Given task: Nothing should be left out: output all of the entries exactly.

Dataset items
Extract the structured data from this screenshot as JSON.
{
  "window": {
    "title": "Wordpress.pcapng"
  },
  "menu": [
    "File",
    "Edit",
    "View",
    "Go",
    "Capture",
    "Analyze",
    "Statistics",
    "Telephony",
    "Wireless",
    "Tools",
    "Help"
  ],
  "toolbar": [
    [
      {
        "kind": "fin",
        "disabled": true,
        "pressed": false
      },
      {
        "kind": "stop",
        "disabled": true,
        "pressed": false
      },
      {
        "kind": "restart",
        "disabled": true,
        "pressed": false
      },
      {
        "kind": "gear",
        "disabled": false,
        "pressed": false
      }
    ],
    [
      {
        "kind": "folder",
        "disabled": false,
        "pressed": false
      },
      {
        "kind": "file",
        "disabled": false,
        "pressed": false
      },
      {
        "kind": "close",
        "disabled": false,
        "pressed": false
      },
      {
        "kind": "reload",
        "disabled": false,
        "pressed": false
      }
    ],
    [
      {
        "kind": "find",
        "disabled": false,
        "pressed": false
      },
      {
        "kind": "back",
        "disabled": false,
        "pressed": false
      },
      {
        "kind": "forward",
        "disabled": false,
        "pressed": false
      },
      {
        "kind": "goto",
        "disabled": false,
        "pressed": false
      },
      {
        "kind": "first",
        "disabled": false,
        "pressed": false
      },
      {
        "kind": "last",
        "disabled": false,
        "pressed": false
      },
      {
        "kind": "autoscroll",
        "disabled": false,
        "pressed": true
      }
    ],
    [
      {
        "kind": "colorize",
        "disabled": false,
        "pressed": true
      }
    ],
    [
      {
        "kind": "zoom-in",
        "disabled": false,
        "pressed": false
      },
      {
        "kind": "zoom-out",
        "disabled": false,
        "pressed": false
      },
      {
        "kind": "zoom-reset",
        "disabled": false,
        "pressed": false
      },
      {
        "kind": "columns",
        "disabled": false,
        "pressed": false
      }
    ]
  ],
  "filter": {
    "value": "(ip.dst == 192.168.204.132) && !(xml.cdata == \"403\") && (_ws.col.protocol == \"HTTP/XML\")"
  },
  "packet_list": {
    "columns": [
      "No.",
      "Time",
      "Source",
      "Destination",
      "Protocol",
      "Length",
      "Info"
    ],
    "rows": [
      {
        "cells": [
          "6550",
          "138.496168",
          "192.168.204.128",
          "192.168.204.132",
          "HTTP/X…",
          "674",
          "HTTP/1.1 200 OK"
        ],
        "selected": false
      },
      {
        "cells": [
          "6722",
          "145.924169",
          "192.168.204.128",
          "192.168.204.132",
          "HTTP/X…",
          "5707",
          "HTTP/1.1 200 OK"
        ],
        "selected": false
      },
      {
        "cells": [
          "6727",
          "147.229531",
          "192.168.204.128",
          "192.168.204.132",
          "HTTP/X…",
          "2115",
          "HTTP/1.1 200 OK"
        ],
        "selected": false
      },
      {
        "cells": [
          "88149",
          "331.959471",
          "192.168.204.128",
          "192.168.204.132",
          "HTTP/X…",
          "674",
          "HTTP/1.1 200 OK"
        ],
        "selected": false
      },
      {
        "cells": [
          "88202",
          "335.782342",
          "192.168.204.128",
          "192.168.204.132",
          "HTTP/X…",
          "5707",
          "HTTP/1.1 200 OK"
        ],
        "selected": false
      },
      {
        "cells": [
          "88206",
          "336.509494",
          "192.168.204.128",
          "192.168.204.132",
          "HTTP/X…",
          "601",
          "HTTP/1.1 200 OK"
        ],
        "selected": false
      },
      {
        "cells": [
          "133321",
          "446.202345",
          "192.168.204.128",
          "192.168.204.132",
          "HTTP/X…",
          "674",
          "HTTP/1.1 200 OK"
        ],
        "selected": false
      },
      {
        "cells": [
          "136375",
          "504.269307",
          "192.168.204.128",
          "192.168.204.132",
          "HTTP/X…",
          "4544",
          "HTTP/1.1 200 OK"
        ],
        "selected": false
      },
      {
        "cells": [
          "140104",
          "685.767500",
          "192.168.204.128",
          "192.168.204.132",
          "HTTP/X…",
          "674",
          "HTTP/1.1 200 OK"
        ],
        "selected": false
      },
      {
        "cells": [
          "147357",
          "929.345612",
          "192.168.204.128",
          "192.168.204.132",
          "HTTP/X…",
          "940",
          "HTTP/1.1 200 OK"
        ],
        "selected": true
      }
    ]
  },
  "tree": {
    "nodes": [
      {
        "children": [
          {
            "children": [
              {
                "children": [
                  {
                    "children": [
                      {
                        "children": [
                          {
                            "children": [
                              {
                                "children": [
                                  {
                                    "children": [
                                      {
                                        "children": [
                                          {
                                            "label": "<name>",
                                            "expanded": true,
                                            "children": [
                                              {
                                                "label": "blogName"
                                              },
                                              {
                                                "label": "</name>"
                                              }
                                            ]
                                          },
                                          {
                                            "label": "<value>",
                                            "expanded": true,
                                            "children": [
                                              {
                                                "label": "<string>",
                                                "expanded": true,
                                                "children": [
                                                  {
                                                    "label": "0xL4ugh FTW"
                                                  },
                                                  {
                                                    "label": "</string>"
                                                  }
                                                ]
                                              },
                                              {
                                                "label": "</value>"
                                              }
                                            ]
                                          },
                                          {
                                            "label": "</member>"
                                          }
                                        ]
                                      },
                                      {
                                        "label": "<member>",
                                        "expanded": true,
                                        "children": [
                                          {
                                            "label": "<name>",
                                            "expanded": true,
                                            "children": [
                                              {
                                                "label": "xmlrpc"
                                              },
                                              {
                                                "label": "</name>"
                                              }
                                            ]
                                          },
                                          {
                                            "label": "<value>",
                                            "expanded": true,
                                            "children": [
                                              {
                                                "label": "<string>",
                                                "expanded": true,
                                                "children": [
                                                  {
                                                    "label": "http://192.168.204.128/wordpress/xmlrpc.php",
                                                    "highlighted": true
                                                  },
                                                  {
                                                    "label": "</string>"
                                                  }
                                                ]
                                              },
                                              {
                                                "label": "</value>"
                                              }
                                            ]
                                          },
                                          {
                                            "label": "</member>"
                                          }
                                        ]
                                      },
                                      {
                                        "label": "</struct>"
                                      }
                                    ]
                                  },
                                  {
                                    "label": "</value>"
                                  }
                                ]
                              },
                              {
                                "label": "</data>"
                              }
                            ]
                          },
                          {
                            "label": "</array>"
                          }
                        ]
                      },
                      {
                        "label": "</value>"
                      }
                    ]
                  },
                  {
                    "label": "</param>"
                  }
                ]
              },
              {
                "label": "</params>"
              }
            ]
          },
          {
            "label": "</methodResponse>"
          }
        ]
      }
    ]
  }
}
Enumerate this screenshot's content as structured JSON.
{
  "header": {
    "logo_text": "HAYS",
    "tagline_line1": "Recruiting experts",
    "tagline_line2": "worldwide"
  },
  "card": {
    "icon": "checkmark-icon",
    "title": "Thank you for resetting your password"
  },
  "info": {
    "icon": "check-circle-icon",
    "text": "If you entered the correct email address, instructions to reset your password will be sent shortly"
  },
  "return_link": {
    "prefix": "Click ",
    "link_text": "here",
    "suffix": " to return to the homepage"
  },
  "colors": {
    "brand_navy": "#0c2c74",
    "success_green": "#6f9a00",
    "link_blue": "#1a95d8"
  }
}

Worked solution:
Extract the structured data from this screenshot as JSON.
{
  "window": {
    "title": "Wordpress.pcapng"
  },
  "menu": [
    "File",
    "Edit",
    "View",
    "Go",
    "Capture",
    "Analyze",
    "Statistics",
    "Telephony",
    "Wireless",
    "Tools",
    "Help"
  ],
  "toolbar": [
    [
      {
        "kind": "fin",
        "disabled": true,
        "pressed": false
      },
      {
        "kind": "stop",
        "disabled": true,
        "pressed": false
      },
      {
        "kind": "restart",
        "disabled": true,
        "pressed": false
      },
      {
        "kind": "gear",
        "disabled": false,
        "pressed": false
      }
    ],
    [
      {
        "kind": "folder",
        "disabled": false,
        "pressed": false
      },
      {
        "kind": "file",
        "disabled": false,
        "pressed": false
      },
      {
        "kind": "close",
        "disabled": false,
        "pressed": false
      },
      {
        "kind": "reload",
        "disabled": false,
        "pressed": false
      }
    ],
    [
      {
        "kind": "find",
        "disabled": false,
        "pressed": false
      },
      {
        "kind": "back",
        "disabled": false,
        "pressed": false
      },
      {
        "kind": "forward",
        "disabled": false,
        "pressed": false
      },
      {
        "kind": "goto",
        "disabled": false,
        "pressed": false
      },
      {
        "kind": "first",
        "disabled": false,
        "pressed": false
      },
      {
        "kind": "last",
        "disabled": false,
        "pressed": false
      },
      {
        "kind": "autoscroll",
        "disabled": false,
        "pressed": true
      }
    ],
    [
      {
        "kind": "colorize",
        "disabled": false,
        "pressed": true
      }
    ],
    [
      {
        "kind": "zoom-in",
        "disabled": false,
        "pressed": false
      },
      {
        "kind": "zoom-out",
        "disabled": false,
        "pressed": false
      },
      {
        "kind": "zoom-reset",
        "disabled": false,
        "pressed": false
      },
      {
        "kind": "columns",
        "disabled": false,
        "pressed": false
      }
    ]
  ],
  "filter": {
    "value": "(ip.dst == 192.168.204.132) && !(xml.cdata == \"403\") && (_ws.col.protocol == \"HTTP/XML\")"
  },
  "packet_list": {
    "columns": [
      "No.",
      "Time",
      "Source",
      "Destination",
      "Protocol",
      "Length",
      "Info"
    ],
    "rows": [
      {
        "cells": [
          "6550",
          "138.496168",
          "192.168.204.128",
          "192.168.204.132",
          "HTTP/X…",
          "674",
          "HTTP/1.1 200 OK"
        ],
        "selected": false
      },
      {
        "cells": [
          "6722",
          "145.924169",
          "192.168.204.128",
          "192.168.204.132",
          "HTTP/X…",
          "5707",
          "HTTP/1.1 200 OK"
        ],
        "selected": false
      },
      {
        "cells": [
          "6727",
          "147.229531",
          "192.168.204.128",
          "192.168.204.132",
          "HTTP/X…",
          "2115",
          "HTTP/1.1 200 OK"
        ],
        "selected": false
      },
      {
        "cells": [
          "88149",
          "331.959471",
          "192.168.204.128",
          "192.168.204.132",
          "HTTP/X…",
          "674",
          "HTTP/1.1 200 OK"
        ],
        "selected": false
      },
      {
        "cells": [
          "88202",
          "335.782342",
          "192.168.204.128",
          "192.168.204.132",
          "HTTP/X…",
          "5707",
          "HTTP/1.1 200 OK"
        ],
        "selected": false
      },
      {
        "cells": [
          "88206",
          "336.509494",
          "192.168.204.128",
          "192.168.204.132",
          "HTTP/X…",
          "601",
          "HTTP/1.1 200 OK"
        ],
        "selected": false
      },
      {
        "cells": [
          "133321",
          "446.202345",
          "192.168.204.128",
          "192.168.204.132",
          "HTTP/X…",
          "674",
          "HTTP/1.1 200 OK"
        ],
        "selected": false
      },
      {
        "cells": [
          "136375",
          "504.269307",
          "192.168.204.128",
          "192.168.204.132",
          "HTTP/X…",
          "4544",
          "HTTP/1.1 200 OK"
        ],
        "selected": false
      },
      {
        "cells": [
          "140104",
          "685.767500",
          "192.168.204.128",
          "192.168.204.132",
          "HTTP/X…",
          "674",
          "HTTP/1.1 200 OK"
        ],
        "selected": false
      },
      {
        "cells": [
          "147357",
          "929.345612",
          "192.168.204.128",
          "192.168.204.132",
          "HTTP/X…",
          "940",
          "HTTP/1.1 200 OK"
        ],
        "selected": true
      }
    ]
  },
  "tree": {
    "nodes": [
      {
        "children": [
          {
            "children": [
              {
                "children": [
                  {
                    "children": [
                      {
                        "children": [
                          {
                            "children": [
                              {
                                "children": [
                                  {
                                    "children": [
                                      {
                                        "children": [
                                          {
                                            "label": "<name>",
                                            "expanded": true,
                                            "children": [
                                              {
                                                "label": "blogName"
                                              },
                                              {
                                                "label": "</name>"
                                              }
                                            ]
                                          },
                                          {
                                            "label": "<value>",
                                            "expanded": true,
                                            "children": [
                                              {
                                                "label": "<string>",
                                                "expanded": true,
                                                "children": [
                                                  {
                                                    "label": "0xL4ugh FTW"
                                                  },
                                                  {
                                                    "label": "</string>"
                                                  }
                                                ]
                                              },
                                              {
                                                "label": "</value>"
                                              }
                                            ]
                                          },
                                          {
                                            "label": "</member>"
                                          }
                                        ]
                                      },
                                      {
                                        "label": "<member>",
                                        "expanded": true,
                                        "children": [
                                          {
                                            "label": "<name>",
                                            "expanded": true,
                                            "children": [
                                              {
                                                "label": "xmlrpc"
                                              },
                                              {
                                                "label": "</name>"
                                              }
                                            ]
                                          },
                                          {
                                            "label": "<value>",
                                            "expanded": true,
                                            "children": [
                                              {
                                                "label": "<string>",
                                                "expanded": true,
                                                "children": [
                                                  {
                                                    "label": "http://192.168.204.128/wordpress/xmlrpc.php",
                                                    "highlighted": true
                                                  },
                                                  {
                                                    "label": "</string>"
                                                  }
                                                ]
                                              },
                                              {
                                                "label": "</value>"
                                              }
                                            ]
                                          },
                                          {
                                            "label": "</member>"
                                          }
                                        ]
                                      },
                                      {
                                        "label": "</struct>"
                                      }
                                    ]
                                  },
                                  {
                                    "label": "</value>"
                                  }
                                ]
                              },
                              {
                                "label": "</data>"
                              }
                            ]
                          },
                          {
                            "label": "</array>"
                          }
                        ]
                      },
                      {
                        "label": "</value>"
                      }
                    ]
                  },
                  {
                    "label": "</param>"
                  }
                ]
              },
              {
                "label": "</params>"
              }
            ]
          },
          {
            "label": "</methodResponse>"
          }
        ]
      }
    ]
  }
}
Enumerate this screenshot's content as structured JSON.
{
  "header": {
    "logo_text": "HAYS",
    "tagline_line1": "Recruiting experts",
    "tagline_line2": "worldwide"
  },
  "card": {
    "icon": "checkmark-icon",
    "title": "Thank you for resetting your password"
  },
  "info": {
    "icon": "check-circle-icon",
    "text": "If you entered the correct email address, instructions to reset your password will be sent shortly"
  },
  "return_link": {
    "prefix": "Click ",
    "link_text": "here",
    "suffix": " to return to the homepage"
  },
  "colors": {
    "brand_navy": "#0c2c74",
    "success_green": "#6f9a00",
    "link_blue": "#1a95d8"
  }
}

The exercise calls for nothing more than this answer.